§ **What is asked**: Starting from the line containing "Parse this screenshot: output", write out every remaining line exactly, the last one included.
#### Exercise input ####
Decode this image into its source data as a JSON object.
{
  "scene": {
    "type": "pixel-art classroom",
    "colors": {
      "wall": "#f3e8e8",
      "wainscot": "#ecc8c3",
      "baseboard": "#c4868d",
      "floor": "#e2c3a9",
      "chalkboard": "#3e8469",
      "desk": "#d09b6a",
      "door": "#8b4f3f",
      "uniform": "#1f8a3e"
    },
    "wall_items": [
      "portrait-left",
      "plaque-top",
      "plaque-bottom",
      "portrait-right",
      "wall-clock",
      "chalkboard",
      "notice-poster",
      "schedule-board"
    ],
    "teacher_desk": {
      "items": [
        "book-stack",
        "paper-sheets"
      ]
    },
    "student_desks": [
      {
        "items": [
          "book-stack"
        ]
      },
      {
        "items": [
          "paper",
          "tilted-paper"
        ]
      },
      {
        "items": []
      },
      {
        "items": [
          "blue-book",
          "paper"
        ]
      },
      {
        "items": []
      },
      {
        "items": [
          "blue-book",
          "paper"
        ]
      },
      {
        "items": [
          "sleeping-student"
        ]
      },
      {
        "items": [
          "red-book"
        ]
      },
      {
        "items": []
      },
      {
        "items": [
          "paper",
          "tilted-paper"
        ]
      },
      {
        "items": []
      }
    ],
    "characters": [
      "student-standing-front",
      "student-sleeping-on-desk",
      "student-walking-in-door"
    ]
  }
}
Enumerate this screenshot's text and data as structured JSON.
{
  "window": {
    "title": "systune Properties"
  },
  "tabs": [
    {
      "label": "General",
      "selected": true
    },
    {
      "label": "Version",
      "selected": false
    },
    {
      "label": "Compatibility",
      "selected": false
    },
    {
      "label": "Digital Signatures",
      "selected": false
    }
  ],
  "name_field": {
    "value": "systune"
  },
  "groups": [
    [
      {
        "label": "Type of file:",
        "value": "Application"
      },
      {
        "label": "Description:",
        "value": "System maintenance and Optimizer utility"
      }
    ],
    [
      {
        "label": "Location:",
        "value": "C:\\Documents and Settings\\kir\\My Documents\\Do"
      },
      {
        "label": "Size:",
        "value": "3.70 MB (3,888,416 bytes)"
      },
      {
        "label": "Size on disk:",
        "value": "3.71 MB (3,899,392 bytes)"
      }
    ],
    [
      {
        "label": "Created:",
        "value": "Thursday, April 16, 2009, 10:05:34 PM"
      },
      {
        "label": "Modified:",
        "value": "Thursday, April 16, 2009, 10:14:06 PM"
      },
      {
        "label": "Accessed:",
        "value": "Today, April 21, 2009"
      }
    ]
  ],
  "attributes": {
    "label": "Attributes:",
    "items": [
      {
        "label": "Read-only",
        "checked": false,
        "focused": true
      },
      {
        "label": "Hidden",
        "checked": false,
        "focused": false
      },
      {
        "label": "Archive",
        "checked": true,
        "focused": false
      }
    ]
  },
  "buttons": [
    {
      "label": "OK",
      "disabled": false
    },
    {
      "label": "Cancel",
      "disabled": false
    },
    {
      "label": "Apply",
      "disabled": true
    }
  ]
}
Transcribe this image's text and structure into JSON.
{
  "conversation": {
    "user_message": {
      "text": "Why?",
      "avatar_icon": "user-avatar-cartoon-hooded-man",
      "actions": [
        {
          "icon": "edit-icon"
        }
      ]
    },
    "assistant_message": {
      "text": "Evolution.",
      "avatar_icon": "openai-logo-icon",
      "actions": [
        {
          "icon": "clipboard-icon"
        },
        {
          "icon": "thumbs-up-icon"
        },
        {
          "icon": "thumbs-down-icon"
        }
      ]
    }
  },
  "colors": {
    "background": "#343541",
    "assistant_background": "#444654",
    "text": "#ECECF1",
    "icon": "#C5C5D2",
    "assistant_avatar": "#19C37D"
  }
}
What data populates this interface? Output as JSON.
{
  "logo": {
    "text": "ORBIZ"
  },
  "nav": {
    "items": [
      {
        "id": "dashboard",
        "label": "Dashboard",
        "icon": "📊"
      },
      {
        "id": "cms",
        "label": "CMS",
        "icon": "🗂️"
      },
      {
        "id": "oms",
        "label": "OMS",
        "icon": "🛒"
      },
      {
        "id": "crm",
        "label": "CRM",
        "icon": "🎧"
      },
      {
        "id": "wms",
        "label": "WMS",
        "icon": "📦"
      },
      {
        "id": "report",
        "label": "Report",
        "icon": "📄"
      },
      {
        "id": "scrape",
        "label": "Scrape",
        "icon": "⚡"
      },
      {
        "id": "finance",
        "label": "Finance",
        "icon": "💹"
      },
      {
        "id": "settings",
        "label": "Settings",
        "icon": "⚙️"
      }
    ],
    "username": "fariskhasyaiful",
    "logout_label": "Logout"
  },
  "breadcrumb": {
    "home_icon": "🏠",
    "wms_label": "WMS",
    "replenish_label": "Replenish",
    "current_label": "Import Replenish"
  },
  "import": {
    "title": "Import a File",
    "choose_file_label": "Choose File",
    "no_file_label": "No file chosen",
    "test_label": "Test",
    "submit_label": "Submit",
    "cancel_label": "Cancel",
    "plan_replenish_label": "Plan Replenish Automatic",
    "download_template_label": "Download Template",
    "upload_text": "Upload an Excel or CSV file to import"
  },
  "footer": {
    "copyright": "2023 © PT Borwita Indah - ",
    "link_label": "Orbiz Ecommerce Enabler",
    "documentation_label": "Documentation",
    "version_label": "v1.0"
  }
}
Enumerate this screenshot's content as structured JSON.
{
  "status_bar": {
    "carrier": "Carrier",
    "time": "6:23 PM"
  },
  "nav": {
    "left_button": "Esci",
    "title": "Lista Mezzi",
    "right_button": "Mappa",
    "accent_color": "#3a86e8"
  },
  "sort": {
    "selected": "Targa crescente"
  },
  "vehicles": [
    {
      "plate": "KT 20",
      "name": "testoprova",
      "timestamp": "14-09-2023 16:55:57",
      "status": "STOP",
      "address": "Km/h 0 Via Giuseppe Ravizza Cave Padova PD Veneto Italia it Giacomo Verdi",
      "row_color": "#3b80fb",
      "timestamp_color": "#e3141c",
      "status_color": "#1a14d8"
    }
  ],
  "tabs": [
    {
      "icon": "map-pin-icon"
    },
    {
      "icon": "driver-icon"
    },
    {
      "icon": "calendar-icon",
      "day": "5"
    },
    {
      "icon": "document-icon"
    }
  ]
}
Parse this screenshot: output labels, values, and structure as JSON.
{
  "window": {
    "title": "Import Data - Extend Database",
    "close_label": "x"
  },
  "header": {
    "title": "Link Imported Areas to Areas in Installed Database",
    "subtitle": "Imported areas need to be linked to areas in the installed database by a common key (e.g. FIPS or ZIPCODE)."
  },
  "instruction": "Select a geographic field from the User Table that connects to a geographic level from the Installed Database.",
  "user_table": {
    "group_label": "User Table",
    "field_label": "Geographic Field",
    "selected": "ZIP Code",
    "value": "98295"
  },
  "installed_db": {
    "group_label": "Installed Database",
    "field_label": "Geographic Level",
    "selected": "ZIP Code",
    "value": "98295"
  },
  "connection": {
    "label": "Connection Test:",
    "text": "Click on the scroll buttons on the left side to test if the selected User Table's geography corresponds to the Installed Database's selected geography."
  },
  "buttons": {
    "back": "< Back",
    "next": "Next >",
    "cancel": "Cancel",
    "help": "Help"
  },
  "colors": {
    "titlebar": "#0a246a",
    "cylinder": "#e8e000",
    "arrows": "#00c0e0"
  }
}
####
§ **Expected output**:
Parse this screenshot: output labels, values, and structure as JSON.
{
  "window": {
    "title": "Import Data - Extend Database",
    "close_label": "x"
  },
  "header": {
    "title": "Link Imported Areas to Areas in Installed Database",
    "subtitle": "Imported areas need to be linked to areas in the installed database by a common key (e.g. FIPS or ZIPCODE)."
  },
  "instruction": "Select a geographic field from the User Table that connects to a geographic level from the Installed Database.",
  "user_table": {
    "group_label": "User Table",
    "field_label": "Geographic Field",
    "selected": "ZIP Code",
    "value": "98295"
  },
  "installed_db": {
    "group_label": "Installed Database",
    "field_label": "Geographic Level",
    "selected": "ZIP Code",
    "value": "98295"
  },
  "connection": {
    "label": "Connection Test:",
    "text": "Click on the scroll buttons on the left side to test if the selected User Table's geography corresponds to the Installed Database's selected geography."
  },
  "buttons": {
    "back": "< Back",
    "next": "Next >",
    "cancel": "Cancel",
    "help": "Help"
  },
  "colors": {
    "titlebar": "#0a246a",
    "cylinder": "#e8e000",
    "arrows": "#00c0e0"
  }
}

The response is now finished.